- Opening Delimiter -

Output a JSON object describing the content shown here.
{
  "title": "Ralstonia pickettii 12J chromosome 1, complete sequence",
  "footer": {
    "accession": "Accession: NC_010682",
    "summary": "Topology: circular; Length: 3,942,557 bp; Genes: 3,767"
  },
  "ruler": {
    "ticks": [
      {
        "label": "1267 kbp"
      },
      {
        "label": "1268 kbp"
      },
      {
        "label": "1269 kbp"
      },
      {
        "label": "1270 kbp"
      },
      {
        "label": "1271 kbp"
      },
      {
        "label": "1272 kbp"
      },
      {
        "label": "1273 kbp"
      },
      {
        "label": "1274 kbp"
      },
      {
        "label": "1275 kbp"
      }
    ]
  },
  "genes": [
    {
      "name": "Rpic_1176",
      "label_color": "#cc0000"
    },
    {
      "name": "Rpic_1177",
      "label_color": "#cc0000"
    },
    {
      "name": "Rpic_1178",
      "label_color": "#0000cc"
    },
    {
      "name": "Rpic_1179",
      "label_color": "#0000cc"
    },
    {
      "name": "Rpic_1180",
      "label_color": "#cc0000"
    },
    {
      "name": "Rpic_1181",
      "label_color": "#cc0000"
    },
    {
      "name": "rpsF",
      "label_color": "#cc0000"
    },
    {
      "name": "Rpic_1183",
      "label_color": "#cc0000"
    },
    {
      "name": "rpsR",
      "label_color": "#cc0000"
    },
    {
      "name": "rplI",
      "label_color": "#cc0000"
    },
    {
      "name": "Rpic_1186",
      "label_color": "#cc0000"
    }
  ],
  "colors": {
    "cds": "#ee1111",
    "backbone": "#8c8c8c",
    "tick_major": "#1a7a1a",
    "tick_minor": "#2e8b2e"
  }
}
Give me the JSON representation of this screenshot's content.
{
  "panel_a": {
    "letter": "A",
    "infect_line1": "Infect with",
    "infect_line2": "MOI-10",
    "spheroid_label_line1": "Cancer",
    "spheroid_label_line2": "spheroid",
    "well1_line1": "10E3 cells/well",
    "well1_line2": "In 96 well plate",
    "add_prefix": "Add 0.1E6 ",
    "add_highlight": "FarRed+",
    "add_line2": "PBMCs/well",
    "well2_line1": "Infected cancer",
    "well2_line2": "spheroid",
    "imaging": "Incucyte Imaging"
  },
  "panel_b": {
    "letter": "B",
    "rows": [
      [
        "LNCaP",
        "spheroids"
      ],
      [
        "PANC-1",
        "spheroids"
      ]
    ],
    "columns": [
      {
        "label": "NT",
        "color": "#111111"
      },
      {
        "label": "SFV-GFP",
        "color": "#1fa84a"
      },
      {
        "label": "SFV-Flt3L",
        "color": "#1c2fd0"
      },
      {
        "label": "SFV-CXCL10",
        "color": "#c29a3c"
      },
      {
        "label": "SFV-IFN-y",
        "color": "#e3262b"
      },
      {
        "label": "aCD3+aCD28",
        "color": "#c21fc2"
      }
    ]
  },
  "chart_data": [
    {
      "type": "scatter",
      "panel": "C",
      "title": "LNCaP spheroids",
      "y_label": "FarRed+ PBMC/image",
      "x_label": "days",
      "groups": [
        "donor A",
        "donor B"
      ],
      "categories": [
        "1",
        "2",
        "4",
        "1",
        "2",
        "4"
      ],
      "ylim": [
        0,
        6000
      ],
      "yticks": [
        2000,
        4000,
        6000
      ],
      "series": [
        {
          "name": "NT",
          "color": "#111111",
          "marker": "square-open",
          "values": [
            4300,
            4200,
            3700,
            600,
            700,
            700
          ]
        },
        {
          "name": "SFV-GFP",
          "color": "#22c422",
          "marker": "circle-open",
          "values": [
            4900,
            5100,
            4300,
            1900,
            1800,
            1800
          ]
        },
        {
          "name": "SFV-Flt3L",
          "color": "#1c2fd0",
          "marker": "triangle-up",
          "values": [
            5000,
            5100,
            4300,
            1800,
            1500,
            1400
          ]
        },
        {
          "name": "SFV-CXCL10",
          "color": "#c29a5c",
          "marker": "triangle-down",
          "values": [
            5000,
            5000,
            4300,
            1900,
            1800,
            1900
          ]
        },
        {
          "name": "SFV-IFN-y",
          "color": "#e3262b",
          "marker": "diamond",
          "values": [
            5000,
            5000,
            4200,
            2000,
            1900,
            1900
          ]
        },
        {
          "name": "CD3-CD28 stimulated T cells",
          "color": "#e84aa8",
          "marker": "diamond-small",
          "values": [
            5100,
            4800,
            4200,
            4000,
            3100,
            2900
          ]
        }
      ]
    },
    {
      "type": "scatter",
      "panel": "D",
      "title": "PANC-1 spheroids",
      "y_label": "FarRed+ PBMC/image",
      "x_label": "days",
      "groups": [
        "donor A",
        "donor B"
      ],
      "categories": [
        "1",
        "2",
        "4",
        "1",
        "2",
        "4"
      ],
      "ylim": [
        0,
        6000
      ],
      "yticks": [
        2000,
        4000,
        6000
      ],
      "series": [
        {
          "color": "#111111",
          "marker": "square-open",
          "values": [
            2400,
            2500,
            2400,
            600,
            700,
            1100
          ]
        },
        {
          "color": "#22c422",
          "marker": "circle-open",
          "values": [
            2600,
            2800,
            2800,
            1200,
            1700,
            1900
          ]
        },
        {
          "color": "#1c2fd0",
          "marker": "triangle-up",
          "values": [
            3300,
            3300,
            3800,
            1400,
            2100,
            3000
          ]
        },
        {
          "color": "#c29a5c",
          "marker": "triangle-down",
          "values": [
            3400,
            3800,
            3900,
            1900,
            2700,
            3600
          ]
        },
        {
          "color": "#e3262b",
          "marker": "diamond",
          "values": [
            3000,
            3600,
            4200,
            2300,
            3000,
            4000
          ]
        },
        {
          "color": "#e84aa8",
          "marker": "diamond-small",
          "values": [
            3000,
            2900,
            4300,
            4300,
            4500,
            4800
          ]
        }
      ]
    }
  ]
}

- Closing Delimiter -

=== ASSIGNMENT ===
Reprint the entries above in full, exactly as they are.

=== SOLUTION TO THIS EXERCISE ===
Output a JSON object describing the content shown here.
{
  "title": "Ralstonia pickettii 12J chromosome 1, complete sequence",
  "footer": {
    "accession": "Accession: NC_010682",
    "summary": "Topology: circular; Length: 3,942,557 bp; Genes: 3,767"
  },
  "ruler": {
    "ticks": [
      {
        "label": "1267 kbp"
      },
      {
        "label": "1268 kbp"
      },
      {
        "label": "1269 kbp"
      },
      {
        "label": "1270 kbp"
      },
      {
        "label": "1271 kbp"
      },
      {
        "label": "1272 kbp"
      },
      {
        "label": "1273 kbp"
      },
      {
        "label": "1274 kbp"
      },
      {
        "label": "1275 kbp"
      }
    ]
  },
  "genes": [
    {
      "name": "Rpic_1176",
      "label_color": "#cc0000"
    },
    {
      "name": "Rpic_1177",
      "label_color": "#cc0000"
    },
    {
      "name": "Rpic_1178",
      "label_color": "#0000cc"
    },
    {
      "name": "Rpic_1179",
      "label_color": "#0000cc"
    },
    {
      "name": "Rpic_1180",
      "label_color": "#cc0000"
    },
    {
      "name": "Rpic_1181",
      "label_color": "#cc0000"
    },
    {
      "name": "rpsF",
      "label_color": "#cc0000"
    },
    {
      "name": "Rpic_1183",
      "label_color": "#cc0000"
    },
    {
      "name": "rpsR",
      "label_color": "#cc0000"
    },
    {
      "name": "rplI",
      "label_color": "#cc0000"
    },
    {
      "name": "Rpic_1186",
      "label_color": "#cc0000"
    }
  ],
  "colors": {
    "cds": "#ee1111",
    "backbone": "#8c8c8c",
    "tick_major": "#1a7a1a",
    "tick_minor": "#2e8b2e"
  }
}
Give me the JSON representation of this screenshot's content.
{
  "panel_a": {
    "letter": "A",
    "infect_line1": "Infect with",
    "infect_line2": "MOI-10",
    "spheroid_label_line1": "Cancer",
    "spheroid_label_line2": "spheroid",
    "well1_line1": "10E3 cells/well",
    "well1_line2": "In 96 well plate",
    "add_prefix": "Add 0.1E6 ",
    "add_highlight": "FarRed+",
    "add_line2": "PBMCs/well",
    "well2_line1": "Infected cancer",
    "well2_line2": "spheroid",
    "imaging": "Incucyte Imaging"
  },
  "panel_b": {
    "letter": "B",
    "rows": [
      [
        "LNCaP",
        "spheroids"
      ],
      [
        "PANC-1",
        "spheroids"
      ]
    ],
    "columns": [
      {
        "label": "NT",
        "color": "#111111"
      },
      {
        "label": "SFV-GFP",
        "color": "#1fa84a"
      },
      {
        "label": "SFV-Flt3L",
        "color": "#1c2fd0"
      },
      {
        "label": "SFV-CXCL10",
        "color": "#c29a3c"
      },
      {
        "label": "SFV-IFN-y",
        "color": "#e3262b"
      },
      {
        "label": "aCD3+aCD28",
        "color": "#c21fc2"
      }
    ]
  },
  "chart_data": [
    {
      "type": "scatter",
      "panel": "C",
      "title": "LNCaP spheroids",
      "y_label": "FarRed+ PBMC/image",
      "x_label": "days",
      "groups": [
        "donor A",
        "donor B"
      ],
      "categories": [
        "1",
        "2",
        "4",
        "1",
        "2",
        "4"
      ],
      "ylim": [
        0,
        6000
      ],
      "yticks": [
        2000,
        4000,
        6000
      ],
      "series": [
        {
          "name": "NT",
          "color": "#111111",
          "marker": "square-open",
          "values": [
            4300,
            4200,
            3700,
            600,
            700,
            700
          ]
        },
        {
          "name": "SFV-GFP",
          "color": "#22c422",
          "marker": "circle-open",
          "values": [
            4900,
            5100,
            4300,
            1900,
            1800,
            1800
          ]
        },
        {
          "name": "SFV-Flt3L",
          "color": "#1c2fd0",
          "marker": "triangle-up",
          "values": [
            5000,
            5100,
            4300,
            1800,
            1500,
            1400
          ]
        },
        {
          "name": "SFV-CXCL10",
          "color": "#c29a5c",
          "marker": "triangle-down",
          "values": [
            5000,
            5000,
            4300,
            1900,
            1800,
            1900
          ]
        },
        {
          "name": "SFV-IFN-y",
          "color": "#e3262b",
          "marker": "diamond",
          "values": [
            5000,
            5000,
            4200,
            2000,
            1900,
            1900
          ]
        },
        {
          "name": "CD3-CD28 stimulated T cells",
          "color": "#e84aa8",
          "marker": "diamond-small",
          "values": [
            5100,
            4800,
            4200,
            4000,
            3100,
            2900
          ]
        }
      ]
    },
    {
      "type": "scatter",
      "panel": "D",
      "title": "PANC-1 spheroids",
      "y_label": "FarRed+ PBMC/image",
      "x_label": "days",
      "groups": [
        "donor A",
        "donor B"
      ],
      "categories": [
        "1",
        "2",
        "4",
        "1",
        "2",
        "4"
      ],
      "ylim": [
        0,
        6000
      ],
      "yticks": [
        2000,
        4000,
        6000
      ],
      "series": [
        {
          "color": "#111111",
          "marker": "square-open",
          "values": [
            2400,
            2500,
            2400,
            600,
            700,
            1100
          ]
        },
        {
          "color": "#22c422",
          "marker": "circle-open",
          "values": [
            2600,
            2800,
            2800,
            1200,
            1700,
            1900
          ]
        },
        {
          "color": "#1c2fd0",
          "marker": "triangle-up",
          "values": [
            3300,
            3300,
            3800,
            1400,
            2100,
            3000
          ]
        },
        {
          "color": "#c29a5c",
          "marker": "triangle-down",
          "values": [
            3400,
            3800,
            3900,
            1900,
            2700,
            3600
          ]
        },
        {
          "color": "#e3262b",
          "marker": "diamond",
          "values": [
            3000,
            3600,
            4200,
            2300,
            3000,
            4000
          ]
        },
        {
          "color": "#e84aa8",
          "marker": "diamond-small",
          "values": [
            3000,
            2900,
            4300,
            4300,
            4500,
            4800
          ]
        }
      ]
    }
  ]
}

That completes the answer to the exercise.